** start of INPUT RECORDS **

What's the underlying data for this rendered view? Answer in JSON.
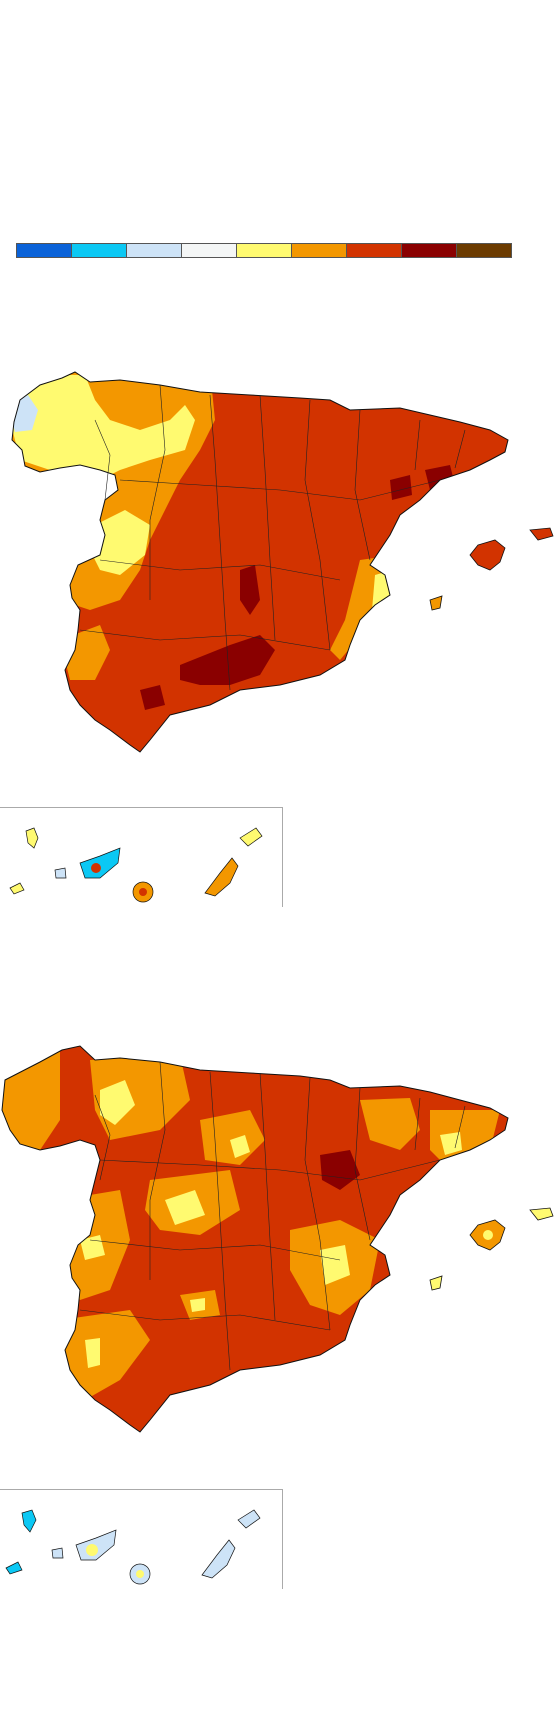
{
  "legend": {
    "colors": [
      "#0a62d8",
      "#0bc8f4",
      "#cde3f7",
      "#f4f6f6",
      "#fffa70",
      "#f39700",
      "#d23300",
      "#8a0000",
      "#6b3b00"
    ]
  },
  "palette": {
    "yellow": "#fffa70",
    "orange": "#f39700",
    "red": "#d23300",
    "dark_red": "#8a0000",
    "light_blue": "#cde3f7",
    "cyan": "#0bc8f4",
    "white": "#f4f6f6"
  },
  "maps": [
    {
      "panel": "top",
      "dominant_color": "#d23300"
    },
    {
      "panel": "bottom",
      "dominant_color": "#d23300"
    }
  ]
}
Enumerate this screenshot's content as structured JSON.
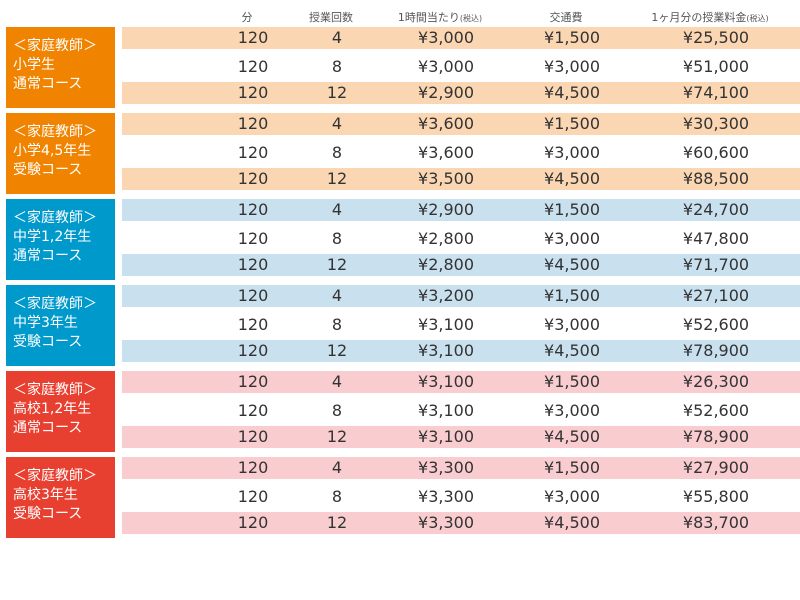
{
  "header": {
    "minutes": "分",
    "lessons": "授業回数",
    "per_hour": "1時間当たり",
    "per_hour_note": "(税込)",
    "transport": "交通費",
    "monthly": "1ヶ月分の授業料金",
    "monthly_note": "(税込)"
  },
  "colors": {
    "orange": "#f08300",
    "orange_band": "#fbd6b2",
    "blue": "#0099cc",
    "blue_band": "#c9e0ee",
    "red": "#e84030",
    "red_band": "#f9ccd0"
  },
  "groups": [
    {
      "label": [
        "＜家庭教師＞",
        "小学生",
        "通常コース"
      ],
      "color": "#f08300",
      "band": "#fbd6b2",
      "rows": [
        {
          "minutes": "120",
          "lessons": "4",
          "per_hour": "¥3,000",
          "transport": "¥1,500",
          "monthly": "¥25,500"
        },
        {
          "minutes": "120",
          "lessons": "8",
          "per_hour": "¥3,000",
          "transport": "¥3,000",
          "monthly": "¥51,000"
        },
        {
          "minutes": "120",
          "lessons": "12",
          "per_hour": "¥2,900",
          "transport": "¥4,500",
          "monthly": "¥74,100"
        }
      ]
    },
    {
      "label": [
        "＜家庭教師＞",
        "小学4,5年生",
        "受験コース"
      ],
      "color": "#f08300",
      "band": "#fbd6b2",
      "rows": [
        {
          "minutes": "120",
          "lessons": "4",
          "per_hour": "¥3,600",
          "transport": "¥1,500",
          "monthly": "¥30,300"
        },
        {
          "minutes": "120",
          "lessons": "8",
          "per_hour": "¥3,600",
          "transport": "¥3,000",
          "monthly": "¥60,600"
        },
        {
          "minutes": "120",
          "lessons": "12",
          "per_hour": "¥3,500",
          "transport": "¥4,500",
          "monthly": "¥88,500"
        }
      ]
    },
    {
      "label": [
        "＜家庭教師＞",
        "中学1,2年生",
        "通常コース"
      ],
      "color": "#0099cc",
      "band": "#c9e0ee",
      "rows": [
        {
          "minutes": "120",
          "lessons": "4",
          "per_hour": "¥2,900",
          "transport": "¥1,500",
          "monthly": "¥24,700"
        },
        {
          "minutes": "120",
          "lessons": "8",
          "per_hour": "¥2,800",
          "transport": "¥3,000",
          "monthly": "¥47,800"
        },
        {
          "minutes": "120",
          "lessons": "12",
          "per_hour": "¥2,800",
          "transport": "¥4,500",
          "monthly": "¥71,700"
        }
      ]
    },
    {
      "label": [
        "＜家庭教師＞",
        "中学3年生",
        "受験コース"
      ],
      "color": "#0099cc",
      "band": "#c9e0ee",
      "rows": [
        {
          "minutes": "120",
          "lessons": "4",
          "per_hour": "¥3,200",
          "transport": "¥1,500",
          "monthly": "¥27,100"
        },
        {
          "minutes": "120",
          "lessons": "8",
          "per_hour": "¥3,100",
          "transport": "¥3,000",
          "monthly": "¥52,600"
        },
        {
          "minutes": "120",
          "lessons": "12",
          "per_hour": "¥3,100",
          "transport": "¥4,500",
          "monthly": "¥78,900"
        }
      ]
    },
    {
      "label": [
        "＜家庭教師＞",
        "高校1,2年生",
        "通常コース"
      ],
      "color": "#e84030",
      "band": "#f9ccd0",
      "rows": [
        {
          "minutes": "120",
          "lessons": "4",
          "per_hour": "¥3,100",
          "transport": "¥1,500",
          "monthly": "¥26,300"
        },
        {
          "minutes": "120",
          "lessons": "8",
          "per_hour": "¥3,100",
          "transport": "¥3,000",
          "monthly": "¥52,600"
        },
        {
          "minutes": "120",
          "lessons": "12",
          "per_hour": "¥3,100",
          "transport": "¥4,500",
          "monthly": "¥78,900"
        }
      ]
    },
    {
      "label": [
        "＜家庭教師＞",
        "高校3年生",
        "受験コース"
      ],
      "color": "#e84030",
      "band": "#f9ccd0",
      "rows": [
        {
          "minutes": "120",
          "lessons": "4",
          "per_hour": "¥3,300",
          "transport": "¥1,500",
          "monthly": "¥27,900"
        },
        {
          "minutes": "120",
          "lessons": "8",
          "per_hour": "¥3,300",
          "transport": "¥3,000",
          "monthly": "¥55,800"
        },
        {
          "minutes": "120",
          "lessons": "12",
          "per_hour": "¥3,300",
          "transport": "¥4,500",
          "monthly": "¥83,700"
        }
      ]
    }
  ]
}
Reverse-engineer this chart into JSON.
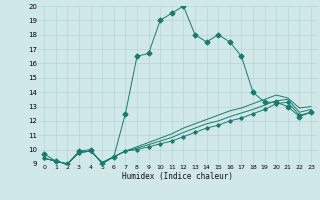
{
  "xlabel": "Humidex (Indice chaleur)",
  "xlim": [
    -0.5,
    23.5
  ],
  "ylim": [
    9,
    20
  ],
  "yticks": [
    9,
    10,
    11,
    12,
    13,
    14,
    15,
    16,
    17,
    18,
    19,
    20
  ],
  "xticks": [
    0,
    1,
    2,
    3,
    4,
    5,
    6,
    7,
    8,
    9,
    10,
    11,
    12,
    13,
    14,
    15,
    16,
    17,
    18,
    19,
    20,
    21,
    22,
    23
  ],
  "background_color": "#d0e8e8",
  "line_color": "#1a7a6e",
  "grid_color": "#b8d4d4",
  "line1_x": [
    0,
    1,
    2,
    3,
    4,
    5,
    6,
    7,
    8,
    9,
    10,
    11,
    12,
    13,
    14,
    15,
    16,
    17,
    18,
    19,
    20,
    21,
    22,
    23
  ],
  "line1_y": [
    9.7,
    9.2,
    9.0,
    9.9,
    10.0,
    9.0,
    9.5,
    12.5,
    16.5,
    16.7,
    19.0,
    19.5,
    20.0,
    18.0,
    17.5,
    18.0,
    17.5,
    16.5,
    14.0,
    13.3,
    13.3,
    13.0,
    12.3,
    12.6
  ],
  "line2_x": [
    0,
    1,
    2,
    3,
    4,
    5,
    6,
    7,
    8,
    9,
    10,
    11,
    12,
    13,
    14,
    15,
    16,
    17,
    18,
    19,
    20,
    21,
    22,
    23
  ],
  "line2_y": [
    9.4,
    9.2,
    9.0,
    9.8,
    9.9,
    9.1,
    9.5,
    9.9,
    10.0,
    10.2,
    10.4,
    10.6,
    10.9,
    11.2,
    11.5,
    11.7,
    12.0,
    12.2,
    12.5,
    12.8,
    13.2,
    13.3,
    12.4,
    12.6
  ],
  "line3_x": [
    0,
    1,
    2,
    3,
    4,
    5,
    6,
    7,
    8,
    9,
    10,
    11,
    12,
    13,
    14,
    15,
    16,
    17,
    18,
    19,
    20,
    21,
    22,
    23
  ],
  "line3_y": [
    9.4,
    9.2,
    9.0,
    9.8,
    9.9,
    9.1,
    9.5,
    9.9,
    10.1,
    10.35,
    10.6,
    10.85,
    11.2,
    11.5,
    11.8,
    12.0,
    12.3,
    12.55,
    12.8,
    13.1,
    13.4,
    13.5,
    12.6,
    12.8
  ],
  "line4_x": [
    0,
    1,
    2,
    3,
    4,
    5,
    6,
    7,
    8,
    9,
    10,
    11,
    12,
    13,
    14,
    15,
    16,
    17,
    18,
    19,
    20,
    21,
    22,
    23
  ],
  "line4_y": [
    9.4,
    9.2,
    9.0,
    9.8,
    9.9,
    9.1,
    9.5,
    9.9,
    10.2,
    10.5,
    10.8,
    11.1,
    11.5,
    11.8,
    12.1,
    12.4,
    12.7,
    12.9,
    13.2,
    13.5,
    13.8,
    13.6,
    12.9,
    13.0
  ]
}
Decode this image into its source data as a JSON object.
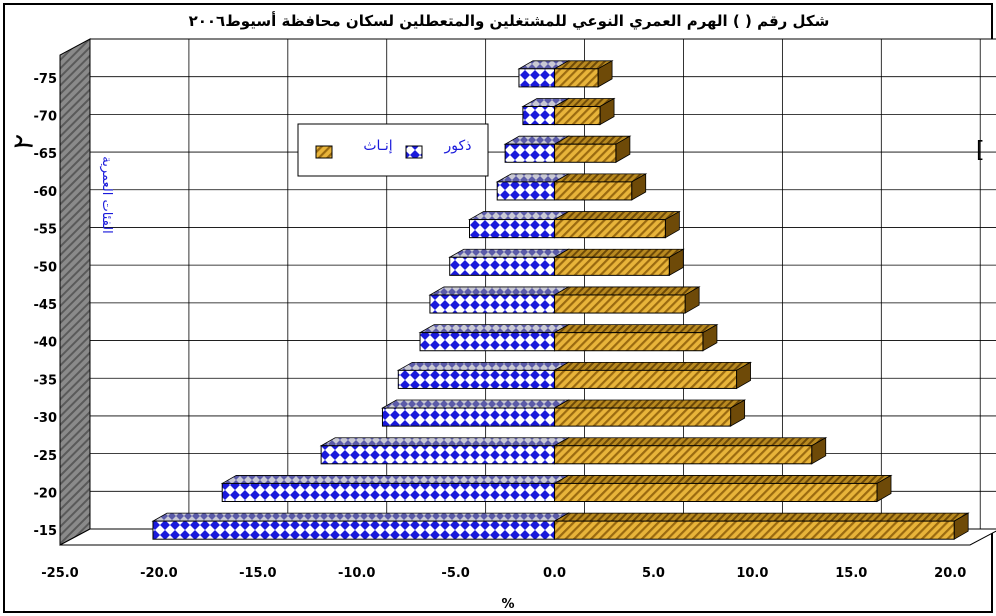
{
  "side_marks": {
    "left_number": "٢",
    "right_bracket": "["
  },
  "chart_data": {
    "type": "bar",
    "orientation": "horizontal",
    "style": "population-pyramid-3d",
    "title": "شكل رقم (      ) الهرم العمري النوعي للمشتغلين والمتعطلين لسكان محافظة أسيوط٢٠٠٦",
    "xlabel": "%",
    "ylabel": "الفئات العمرية",
    "xlim": [
      -25,
      21
    ],
    "x_ticks": [
      "-25.0",
      "-20.0",
      "-15.0",
      "-10.0",
      "-5.0",
      "0.0",
      "5.0",
      "10.0",
      "15.0",
      "20.0"
    ],
    "categories": [
      "-15",
      "-20",
      "-25",
      "-30",
      "-35",
      "-40",
      "-45",
      "-50",
      "-55",
      "-60",
      "-65",
      "-70",
      "-75"
    ],
    "grid": true,
    "legend_position": "upper-left inside plot",
    "series": [
      {
        "name": "ذكور",
        "color": "#1a1adb",
        "pattern": "diamond-check",
        "values": [
          -20.3,
          -16.8,
          -11.8,
          -8.7,
          -7.9,
          -6.8,
          -6.3,
          -5.3,
          -4.3,
          -2.9,
          -2.5,
          -1.6,
          -1.8
        ]
      },
      {
        "name": "إنـاث",
        "color": "#d9a521",
        "pattern": "diagonal-hatch",
        "values": [
          20.2,
          16.3,
          13.0,
          8.9,
          9.2,
          7.5,
          6.6,
          5.8,
          5.6,
          3.9,
          3.1,
          2.3,
          2.2
        ]
      }
    ]
  }
}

** end of INPUT RECORDS **

◆ **AIM**
Find the word "into" in the material, then list each line that holds it.

◆ **ANSWER TO THE PROBLEM**
Reverse-engineer this chart into JSON.
Decode this image into its source data as a JSON object.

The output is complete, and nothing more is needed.